>> Start Data rows

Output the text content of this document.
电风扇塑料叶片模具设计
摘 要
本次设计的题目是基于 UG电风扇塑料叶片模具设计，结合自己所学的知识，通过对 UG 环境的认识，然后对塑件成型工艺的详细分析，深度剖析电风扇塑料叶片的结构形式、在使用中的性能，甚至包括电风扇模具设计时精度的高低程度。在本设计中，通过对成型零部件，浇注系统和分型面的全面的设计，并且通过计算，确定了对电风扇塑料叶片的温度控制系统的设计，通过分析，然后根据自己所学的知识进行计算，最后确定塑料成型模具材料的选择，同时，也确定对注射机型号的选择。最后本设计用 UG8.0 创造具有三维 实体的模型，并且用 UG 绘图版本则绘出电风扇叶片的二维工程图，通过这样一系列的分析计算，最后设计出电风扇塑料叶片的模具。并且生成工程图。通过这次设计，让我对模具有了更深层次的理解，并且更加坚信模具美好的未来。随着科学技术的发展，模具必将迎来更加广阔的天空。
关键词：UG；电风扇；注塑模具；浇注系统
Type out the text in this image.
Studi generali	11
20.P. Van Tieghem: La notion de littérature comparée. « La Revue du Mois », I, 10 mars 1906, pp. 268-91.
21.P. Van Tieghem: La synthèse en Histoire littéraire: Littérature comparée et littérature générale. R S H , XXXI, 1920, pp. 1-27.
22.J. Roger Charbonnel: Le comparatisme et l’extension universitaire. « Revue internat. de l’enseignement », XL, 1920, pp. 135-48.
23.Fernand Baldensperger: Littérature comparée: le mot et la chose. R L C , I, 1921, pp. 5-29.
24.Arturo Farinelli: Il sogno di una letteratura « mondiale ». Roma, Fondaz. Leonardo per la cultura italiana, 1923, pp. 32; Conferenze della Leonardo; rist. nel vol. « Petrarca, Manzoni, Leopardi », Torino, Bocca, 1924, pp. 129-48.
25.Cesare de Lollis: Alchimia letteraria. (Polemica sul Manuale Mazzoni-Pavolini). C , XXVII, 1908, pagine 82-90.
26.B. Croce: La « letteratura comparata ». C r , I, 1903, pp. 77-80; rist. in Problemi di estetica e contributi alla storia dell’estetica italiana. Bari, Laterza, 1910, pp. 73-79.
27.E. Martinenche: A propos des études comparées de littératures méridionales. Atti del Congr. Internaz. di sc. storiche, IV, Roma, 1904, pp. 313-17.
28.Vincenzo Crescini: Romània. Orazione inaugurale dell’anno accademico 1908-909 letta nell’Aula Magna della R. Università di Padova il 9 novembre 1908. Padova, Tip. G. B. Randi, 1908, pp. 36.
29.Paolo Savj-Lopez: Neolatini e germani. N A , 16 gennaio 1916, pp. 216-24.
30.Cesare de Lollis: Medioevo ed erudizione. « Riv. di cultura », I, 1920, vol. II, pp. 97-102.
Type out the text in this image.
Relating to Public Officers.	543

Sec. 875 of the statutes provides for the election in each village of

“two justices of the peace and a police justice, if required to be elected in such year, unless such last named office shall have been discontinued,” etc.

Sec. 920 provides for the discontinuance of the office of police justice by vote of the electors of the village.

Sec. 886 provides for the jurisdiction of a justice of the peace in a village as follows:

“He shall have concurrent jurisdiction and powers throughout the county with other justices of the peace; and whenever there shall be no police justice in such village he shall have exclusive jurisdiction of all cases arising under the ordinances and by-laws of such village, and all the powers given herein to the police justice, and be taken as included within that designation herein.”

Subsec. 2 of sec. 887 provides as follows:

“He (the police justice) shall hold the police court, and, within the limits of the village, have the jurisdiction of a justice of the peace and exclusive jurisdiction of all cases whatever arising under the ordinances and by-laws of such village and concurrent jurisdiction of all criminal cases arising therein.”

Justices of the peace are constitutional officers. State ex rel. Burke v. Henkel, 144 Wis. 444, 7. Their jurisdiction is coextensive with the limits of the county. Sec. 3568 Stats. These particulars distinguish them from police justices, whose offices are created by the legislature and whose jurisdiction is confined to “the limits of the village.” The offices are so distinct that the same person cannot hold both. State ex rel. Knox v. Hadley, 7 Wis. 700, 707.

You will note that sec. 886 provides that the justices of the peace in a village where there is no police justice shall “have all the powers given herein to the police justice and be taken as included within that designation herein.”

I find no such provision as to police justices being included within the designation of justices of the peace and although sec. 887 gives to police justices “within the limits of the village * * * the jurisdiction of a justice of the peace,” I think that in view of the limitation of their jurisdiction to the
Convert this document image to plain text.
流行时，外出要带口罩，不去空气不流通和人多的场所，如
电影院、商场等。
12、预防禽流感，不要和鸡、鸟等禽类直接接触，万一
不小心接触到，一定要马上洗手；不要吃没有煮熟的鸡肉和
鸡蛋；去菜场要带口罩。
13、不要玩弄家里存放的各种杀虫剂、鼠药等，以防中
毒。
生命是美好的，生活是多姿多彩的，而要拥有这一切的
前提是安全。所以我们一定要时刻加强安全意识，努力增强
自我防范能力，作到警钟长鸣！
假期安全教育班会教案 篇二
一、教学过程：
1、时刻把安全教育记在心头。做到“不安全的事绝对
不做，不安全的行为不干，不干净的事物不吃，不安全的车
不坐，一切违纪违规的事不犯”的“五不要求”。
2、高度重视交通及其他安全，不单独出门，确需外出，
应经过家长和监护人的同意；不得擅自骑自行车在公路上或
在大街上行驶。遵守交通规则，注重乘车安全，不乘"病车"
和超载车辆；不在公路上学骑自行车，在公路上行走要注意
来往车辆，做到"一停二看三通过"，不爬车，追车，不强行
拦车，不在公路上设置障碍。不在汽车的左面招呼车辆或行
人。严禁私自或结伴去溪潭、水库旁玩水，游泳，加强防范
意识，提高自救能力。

>> End Data rows

Find the word "cultura" and list each line it appears in.

Written answer
24.Arturo Farinelli: Il sogno di una letteratura « mondiale ». Roma, Fondaz. Leonardo per la cultura italiana, 1923, pp. 32; Conferenze della Leonardo; rist. nel vol. « Petrarca, Manzoni, Leopardi », Torino, Bocca, 1924, pp. 129-48.
30.Cesare de Lollis: Medioevo ed erudizione. « Riv. di cultura », I, 1920, vol. II, pp. 97-102.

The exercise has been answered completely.